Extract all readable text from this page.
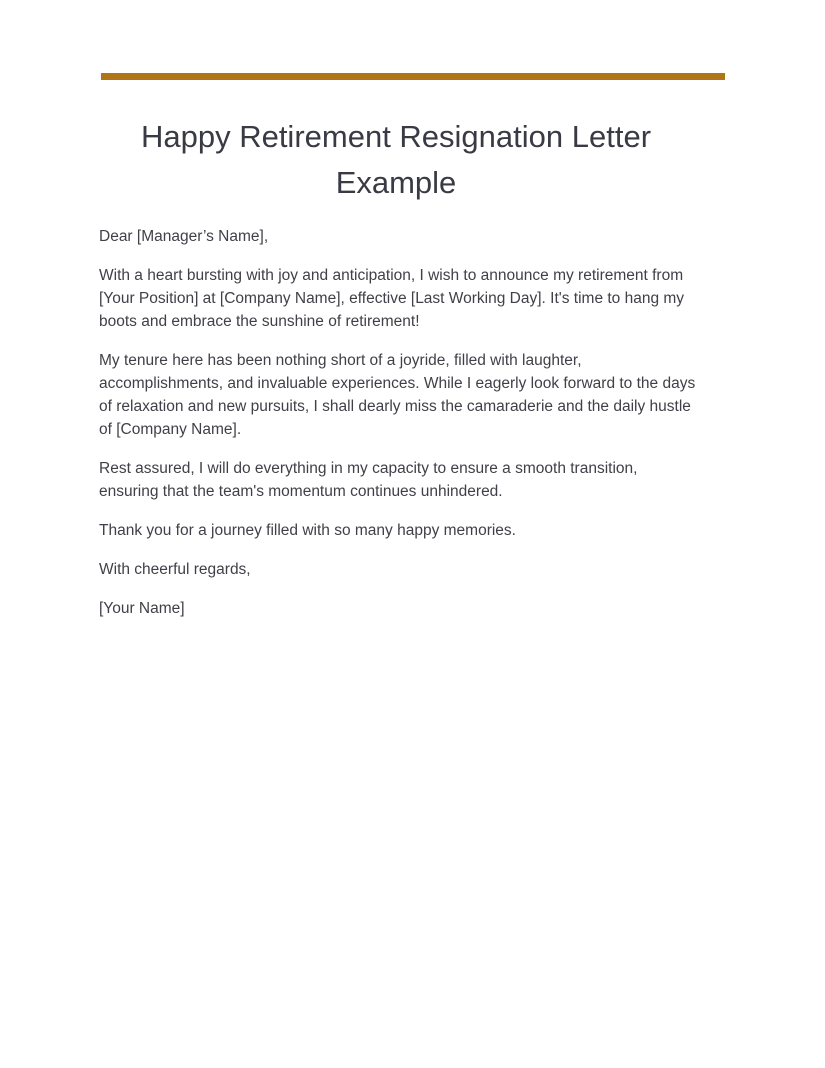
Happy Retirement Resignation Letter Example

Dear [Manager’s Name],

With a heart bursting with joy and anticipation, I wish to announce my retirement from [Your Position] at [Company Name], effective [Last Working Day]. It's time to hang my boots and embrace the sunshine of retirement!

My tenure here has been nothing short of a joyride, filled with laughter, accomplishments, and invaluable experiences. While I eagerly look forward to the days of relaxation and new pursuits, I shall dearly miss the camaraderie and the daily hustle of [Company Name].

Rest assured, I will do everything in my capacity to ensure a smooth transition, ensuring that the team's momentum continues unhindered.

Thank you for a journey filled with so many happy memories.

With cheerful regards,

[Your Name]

· · · · ·

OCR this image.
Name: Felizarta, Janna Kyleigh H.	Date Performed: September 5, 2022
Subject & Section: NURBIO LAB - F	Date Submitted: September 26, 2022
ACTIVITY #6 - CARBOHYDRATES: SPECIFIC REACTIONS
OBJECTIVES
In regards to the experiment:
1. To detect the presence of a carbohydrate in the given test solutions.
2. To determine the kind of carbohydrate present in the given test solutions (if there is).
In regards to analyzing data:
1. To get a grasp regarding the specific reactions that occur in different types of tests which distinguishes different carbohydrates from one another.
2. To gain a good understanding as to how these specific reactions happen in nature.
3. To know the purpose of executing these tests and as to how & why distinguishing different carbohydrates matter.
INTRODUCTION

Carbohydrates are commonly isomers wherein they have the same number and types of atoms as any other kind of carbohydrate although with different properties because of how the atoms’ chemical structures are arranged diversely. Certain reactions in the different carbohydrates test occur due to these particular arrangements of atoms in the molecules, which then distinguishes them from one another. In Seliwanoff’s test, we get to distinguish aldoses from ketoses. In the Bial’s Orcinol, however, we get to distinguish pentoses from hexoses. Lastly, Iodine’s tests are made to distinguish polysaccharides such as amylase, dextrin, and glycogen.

· · · · ·

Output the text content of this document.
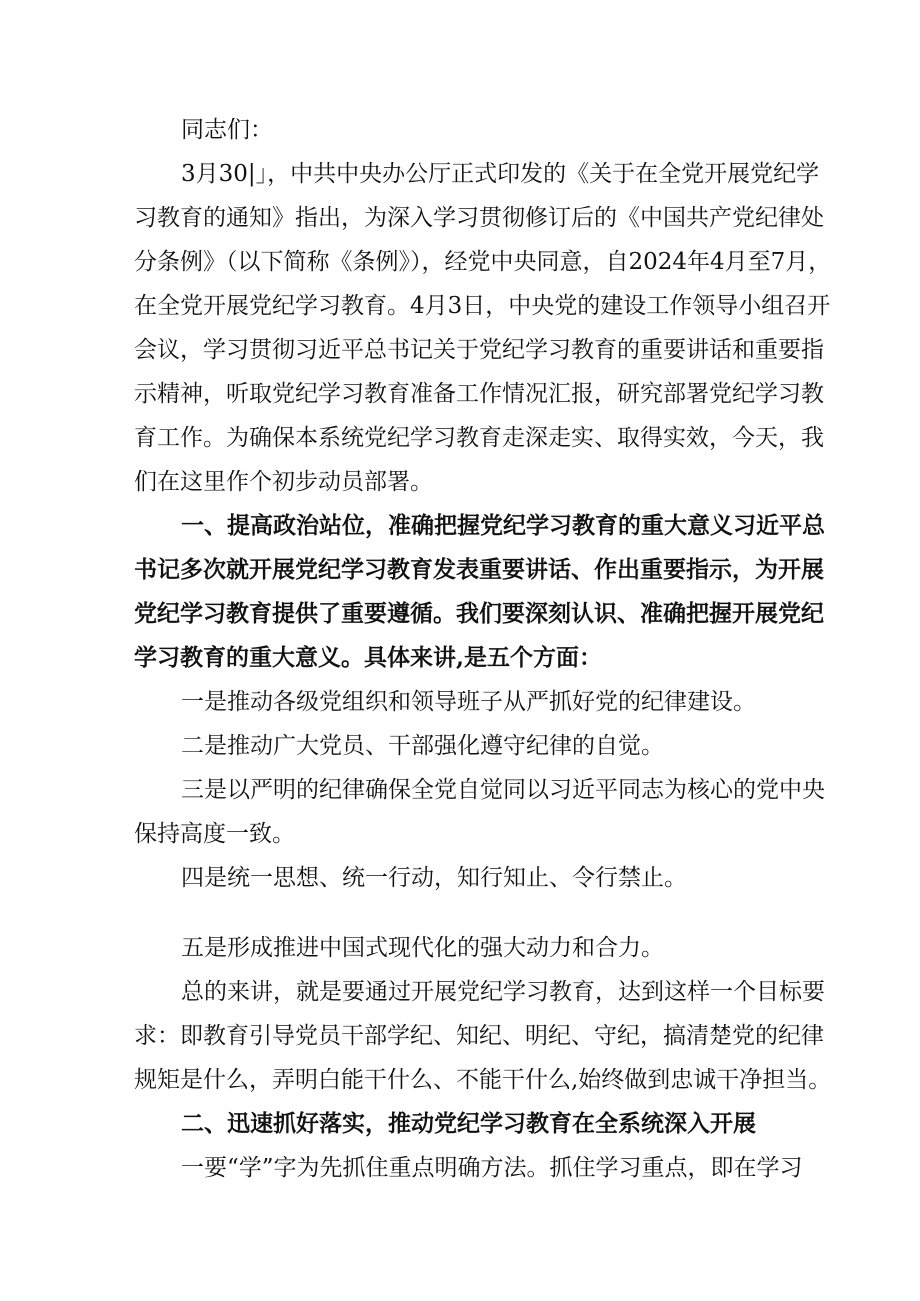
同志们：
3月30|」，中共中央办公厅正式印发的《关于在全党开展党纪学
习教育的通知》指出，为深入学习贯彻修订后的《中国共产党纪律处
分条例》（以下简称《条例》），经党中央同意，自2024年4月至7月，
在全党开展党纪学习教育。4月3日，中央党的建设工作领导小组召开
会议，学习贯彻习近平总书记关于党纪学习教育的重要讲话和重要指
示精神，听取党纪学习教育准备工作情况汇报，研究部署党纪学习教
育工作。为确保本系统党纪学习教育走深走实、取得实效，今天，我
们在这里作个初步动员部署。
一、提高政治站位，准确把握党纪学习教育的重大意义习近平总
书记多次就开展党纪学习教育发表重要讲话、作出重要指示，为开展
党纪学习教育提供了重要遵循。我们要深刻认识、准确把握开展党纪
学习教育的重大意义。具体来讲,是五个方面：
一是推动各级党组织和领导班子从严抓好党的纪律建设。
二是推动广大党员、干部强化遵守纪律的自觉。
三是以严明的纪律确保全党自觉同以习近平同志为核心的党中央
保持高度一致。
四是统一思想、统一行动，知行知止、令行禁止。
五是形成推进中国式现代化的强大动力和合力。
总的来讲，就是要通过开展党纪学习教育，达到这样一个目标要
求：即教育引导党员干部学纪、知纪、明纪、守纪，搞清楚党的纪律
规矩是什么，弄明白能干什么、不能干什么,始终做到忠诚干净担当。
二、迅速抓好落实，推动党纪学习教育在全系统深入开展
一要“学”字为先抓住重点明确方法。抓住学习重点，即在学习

· · · · ·

What you need to do - Only the number is wanted: how many lines of the data contain the word "that"?

Answer to this problem - 2